-- start Input records --

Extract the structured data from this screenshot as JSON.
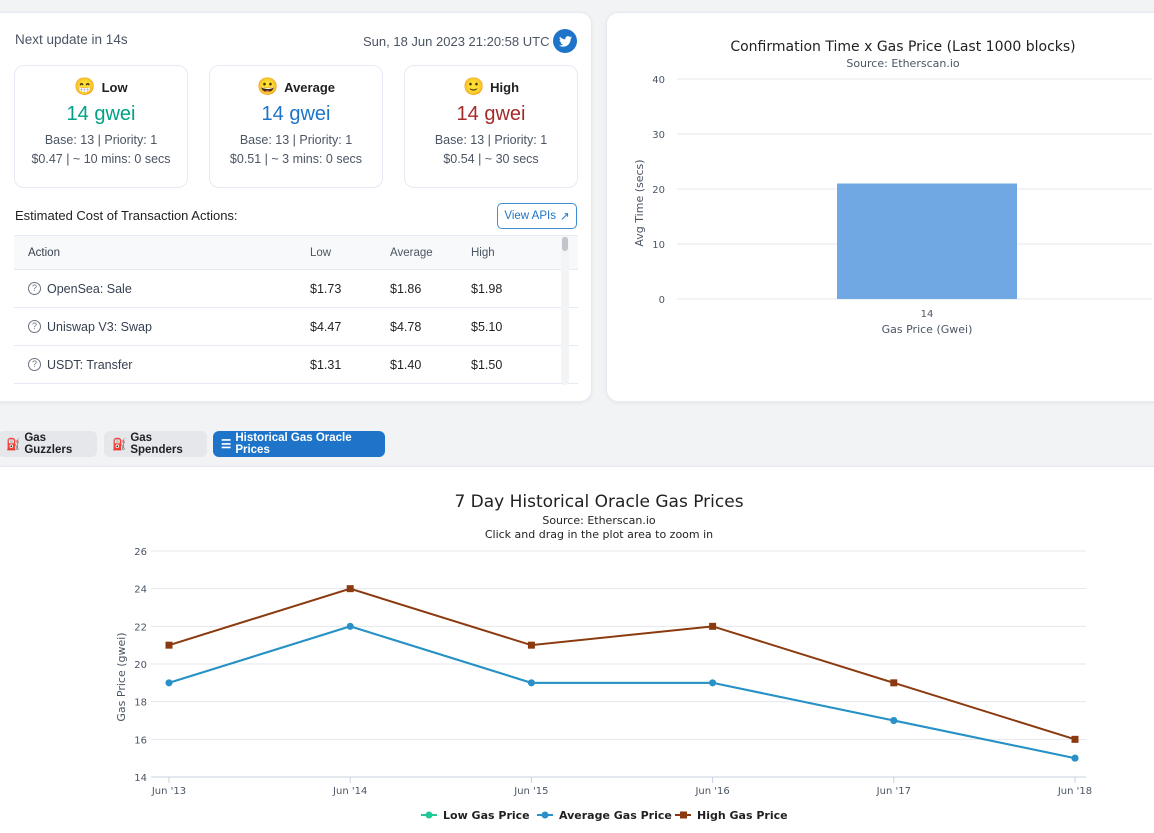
{
  "header": {
    "next_update": "Next update in 14s",
    "timestamp": "Sun, 18 Jun 2023 21:20:58 UTC"
  },
  "tiers": [
    {
      "name": "Low",
      "emoji": "😁",
      "price": "14 gwei",
      "base": "Base: 13 | Priority: 1",
      "cost": "$0.47 | ~ 10 mins: 0 secs",
      "color": "#00a186"
    },
    {
      "name": "Average",
      "emoji": "😀",
      "price": "14 gwei",
      "base": "Base: 13 | Priority: 1",
      "cost": "$0.51 | ~ 3 mins: 0 secs",
      "color": "#1d74c9"
    },
    {
      "name": "High",
      "emoji": "🙂",
      "price": "14 gwei",
      "base": "Base: 13 | Priority: 1",
      "cost": "$0.54 | ~ 30 secs",
      "color": "#a52a2a"
    }
  ],
  "estimates": {
    "title": "Estimated Cost of Transaction Actions:",
    "view_apis": "View APIs",
    "columns": [
      "Action",
      "Low",
      "Average",
      "High"
    ],
    "rows": [
      {
        "action": "OpenSea: Sale",
        "low": "$1.73",
        "avg": "$1.86",
        "high": "$1.98"
      },
      {
        "action": "Uniswap V3: Swap",
        "low": "$4.47",
        "avg": "$4.78",
        "high": "$5.10"
      },
      {
        "action": "USDT: Transfer",
        "low": "$1.31",
        "avg": "$1.40",
        "high": "$1.50"
      }
    ]
  },
  "tabs": {
    "guzzlers": "Gas Guzzlers",
    "spenders": "Gas Spenders",
    "historical": "Historical Gas Oracle Prices"
  },
  "colors": {
    "low": "#00a186",
    "average": "#1d74c9",
    "high": "#a52a2a",
    "bar": "#6fa8e3",
    "line_avg": "#2b8fc9",
    "line_high": "#8b3a0f"
  },
  "chart_data": [
    {
      "type": "bar",
      "title": "Confirmation Time x Gas Price (Last 1000 blocks)",
      "subtitle": "Source: Etherscan.io",
      "xlabel": "Gas Price (Gwei)",
      "ylabel": "Avg Time (secs)",
      "categories": [
        "14"
      ],
      "values": [
        21
      ],
      "ylim": [
        0,
        40
      ],
      "yticks": [
        0,
        10,
        20,
        30,
        40
      ],
      "grid": true
    },
    {
      "type": "line",
      "title": "7 Day Historical Oracle Gas Prices",
      "subtitle": "Source: Etherscan.io",
      "subtitle2": "Click and drag in the plot area to zoom in",
      "ylabel": "Gas Price (gwei)",
      "x": [
        "Jun '13",
        "Jun '14",
        "Jun '15",
        "Jun '16",
        "Jun '17",
        "Jun '18"
      ],
      "ylim": [
        14,
        26
      ],
      "yticks": [
        14,
        16,
        18,
        20,
        22,
        24,
        26
      ],
      "grid": true,
      "legend_position": "bottom",
      "series": [
        {
          "name": "Low Gas Price",
          "values": [
            19,
            22,
            19,
            19,
            17,
            15
          ],
          "color": "#20c997",
          "marker": "circle"
        },
        {
          "name": "Average Gas Price",
          "values": [
            19,
            22,
            19,
            19,
            17,
            15
          ],
          "color": "#2b8fc9",
          "marker": "diamond"
        },
        {
          "name": "High Gas Price",
          "values": [
            21,
            24,
            21,
            22,
            19,
            16
          ],
          "color": "#8b3a0f",
          "marker": "square"
        }
      ]
    }
  ]
}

-- end Input records --

## Short problem
Using the material above, set down every line exactly, but skip the pictures.

## Final answer
Extract the structured data from this screenshot as JSON.
{
  "header": {
    "next_update": "Next update in 14s",
    "timestamp": "Sun, 18 Jun 2023 21:20:58 UTC"
  },
  "tiers": [
    {
      "name": "Low",
      "emoji": "😁",
      "price": "14 gwei",
      "base": "Base: 13 | Priority: 1",
      "cost": "$0.47 | ~ 10 mins: 0 secs",
      "color": "#00a186"
    },
    {
      "name": "Average",
      "emoji": "😀",
      "price": "14 gwei",
      "base": "Base: 13 | Priority: 1",
      "cost": "$0.51 | ~ 3 mins: 0 secs",
      "color": "#1d74c9"
    },
    {
      "name": "High",
      "emoji": "🙂",
      "price": "14 gwei",
      "base": "Base: 13 | Priority: 1",
      "cost": "$0.54 | ~ 30 secs",
      "color": "#a52a2a"
    }
  ],
  "estimates": {
    "title": "Estimated Cost of Transaction Actions:",
    "view_apis": "View APIs",
    "columns": [
      "Action",
      "Low",
      "Average",
      "High"
    ],
    "rows": [
      {
        "action": "OpenSea: Sale",
        "low": "$1.73",
        "avg": "$1.86",
        "high": "$1.98"
      },
      {
        "action": "Uniswap V3: Swap",
        "low": "$4.47",
        "avg": "$4.78",
        "high": "$5.10"
      },
      {
        "action": "USDT: Transfer",
        "low": "$1.31",
        "avg": "$1.40",
        "high": "$1.50"
      }
    ]
  },
  "tabs": {
    "guzzlers": "Gas Guzzlers",
    "spenders": "Gas Spenders",
    "historical": "Historical Gas Oracle Prices"
  },
  "colors": {
    "low": "#00a186",
    "average": "#1d74c9",
    "high": "#a52a2a",
    "bar": "#6fa8e3",
    "line_avg": "#2b8fc9",
    "line_high": "#8b3a0f"
  },
  "chart_data": [
    {
      "type": "bar",
      "title": "Confirmation Time x Gas Price (Last 1000 blocks)",
      "subtitle": "Source: Etherscan.io",
      "xlabel": "Gas Price (Gwei)",
      "ylabel": "Avg Time (secs)",
      "categories": [
        "14"
      ],
      "values": [
        21
      ],
      "ylim": [
        0,
        40
      ],
      "yticks": [
        0,
        10,
        20,
        30,
        40
      ],
      "grid": true
    },
    {
      "type": "line",
      "title": "7 Day Historical Oracle Gas Prices",
      "subtitle": "Source: Etherscan.io",
      "subtitle2": "Click and drag in the plot area to zoom in",
      "ylabel": "Gas Price (gwei)",
      "x": [
        "Jun '13",
        "Jun '14",
        "Jun '15",
        "Jun '16",
        "Jun '17",
        "Jun '18"
      ],
      "ylim": [
        14,
        26
      ],
      "yticks": [
        14,
        16,
        18,
        20,
        22,
        24,
        26
      ],
      "grid": true,
      "legend_position": "bottom",
      "series": [
        {
          "name": "Low Gas Price",
          "values": [
            19,
            22,
            19,
            19,
            17,
            15
          ],
          "color": "#20c997",
          "marker": "circle"
        },
        {
          "name": "Average Gas Price",
          "values": [
            19,
            22,
            19,
            19,
            17,
            15
          ],
          "color": "#2b8fc9",
          "marker": "diamond"
        },
        {
          "name": "High Gas Price",
          "values": [
            21,
            24,
            21,
            22,
            19,
            16
          ],
          "color": "#8b3a0f",
          "marker": "square"
        }
      ]
    }
  ]
}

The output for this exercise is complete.